#### EXERCISE REQUIREMENTS
Lines from the one containing "What text is on this page?" through the last line of the data are to be repeated word for word, both ends included.

#### EXERCISE MATERIAL
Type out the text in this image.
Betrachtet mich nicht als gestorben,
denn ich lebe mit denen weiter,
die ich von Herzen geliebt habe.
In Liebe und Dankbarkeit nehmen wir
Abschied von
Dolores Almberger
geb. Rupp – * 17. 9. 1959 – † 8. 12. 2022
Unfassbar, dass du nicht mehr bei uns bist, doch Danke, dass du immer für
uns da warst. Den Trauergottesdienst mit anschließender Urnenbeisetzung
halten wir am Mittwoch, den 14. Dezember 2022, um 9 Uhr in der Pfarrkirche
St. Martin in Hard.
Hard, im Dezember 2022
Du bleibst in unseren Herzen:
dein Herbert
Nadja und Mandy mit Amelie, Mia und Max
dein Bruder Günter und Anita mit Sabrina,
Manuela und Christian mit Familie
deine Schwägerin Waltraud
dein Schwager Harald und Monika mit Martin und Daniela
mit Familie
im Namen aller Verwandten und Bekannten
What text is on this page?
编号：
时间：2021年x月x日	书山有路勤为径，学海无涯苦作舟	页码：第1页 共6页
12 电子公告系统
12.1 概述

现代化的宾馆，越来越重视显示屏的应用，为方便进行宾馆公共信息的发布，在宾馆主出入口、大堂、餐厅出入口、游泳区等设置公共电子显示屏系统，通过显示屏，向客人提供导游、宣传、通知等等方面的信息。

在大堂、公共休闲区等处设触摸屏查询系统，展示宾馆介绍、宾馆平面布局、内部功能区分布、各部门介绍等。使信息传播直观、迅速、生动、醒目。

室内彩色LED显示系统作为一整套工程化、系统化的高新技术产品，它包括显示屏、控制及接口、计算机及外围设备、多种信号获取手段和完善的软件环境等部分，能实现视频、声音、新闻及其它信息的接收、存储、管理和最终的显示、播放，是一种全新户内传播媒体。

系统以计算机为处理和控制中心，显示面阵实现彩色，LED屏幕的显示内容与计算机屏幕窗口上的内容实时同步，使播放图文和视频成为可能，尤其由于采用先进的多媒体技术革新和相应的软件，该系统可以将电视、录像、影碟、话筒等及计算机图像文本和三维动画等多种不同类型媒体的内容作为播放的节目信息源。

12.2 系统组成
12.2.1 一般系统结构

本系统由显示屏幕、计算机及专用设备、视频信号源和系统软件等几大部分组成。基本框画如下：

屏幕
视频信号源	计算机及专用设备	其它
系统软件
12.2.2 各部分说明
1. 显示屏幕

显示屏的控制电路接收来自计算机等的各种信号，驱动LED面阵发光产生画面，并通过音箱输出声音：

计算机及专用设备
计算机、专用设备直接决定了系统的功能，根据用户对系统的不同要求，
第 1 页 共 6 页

#### EXERCISE ANSWER
What text is on this page?
编号：
时间：2021年x月x日	书山有路勤为径，学海无涯苦作舟	页码：第1页 共6页
12 电子公告系统
12.1 概述

现代化的宾馆，越来越重视显示屏的应用，为方便进行宾馆公共信息的发布，在宾馆主出入口、大堂、餐厅出入口、游泳区等设置公共电子显示屏系统，通过显示屏，向客人提供导游、宣传、通知等等方面的信息。

在大堂、公共休闲区等处设触摸屏查询系统，展示宾馆介绍、宾馆平面布局、内部功能区分布、各部门介绍等。使信息传播直观、迅速、生动、醒目。

室内彩色LED显示系统作为一整套工程化、系统化的高新技术产品，它包括显示屏、控制及接口、计算机及外围设备、多种信号获取手段和完善的软件环境等部分，能实现视频、声音、新闻及其它信息的接收、存储、管理和最终的显示、播放，是一种全新户内传播媒体。

系统以计算机为处理和控制中心，显示面阵实现彩色，LED屏幕的显示内容与计算机屏幕窗口上的内容实时同步，使播放图文和视频成为可能，尤其由于采用先进的多媒体技术革新和相应的软件，该系统可以将电视、录像、影碟、话筒等及计算机图像文本和三维动画等多种不同类型媒体的内容作为播放的节目信息源。

12.2 系统组成
12.2.1 一般系统结构

本系统由显示屏幕、计算机及专用设备、视频信号源和系统软件等几大部分组成。基本框画如下：

屏幕
视频信号源	计算机及专用设备	其它
系统软件
12.2.2 各部分说明
1. 显示屏幕

显示屏的控制电路接收来自计算机等的各种信号，驱动LED面阵发光产生画面，并通过音箱输出声音：

计算机及专用设备
计算机、专用设备直接决定了系统的功能，根据用户对系统的不同要求，
第 1 页 共 6 页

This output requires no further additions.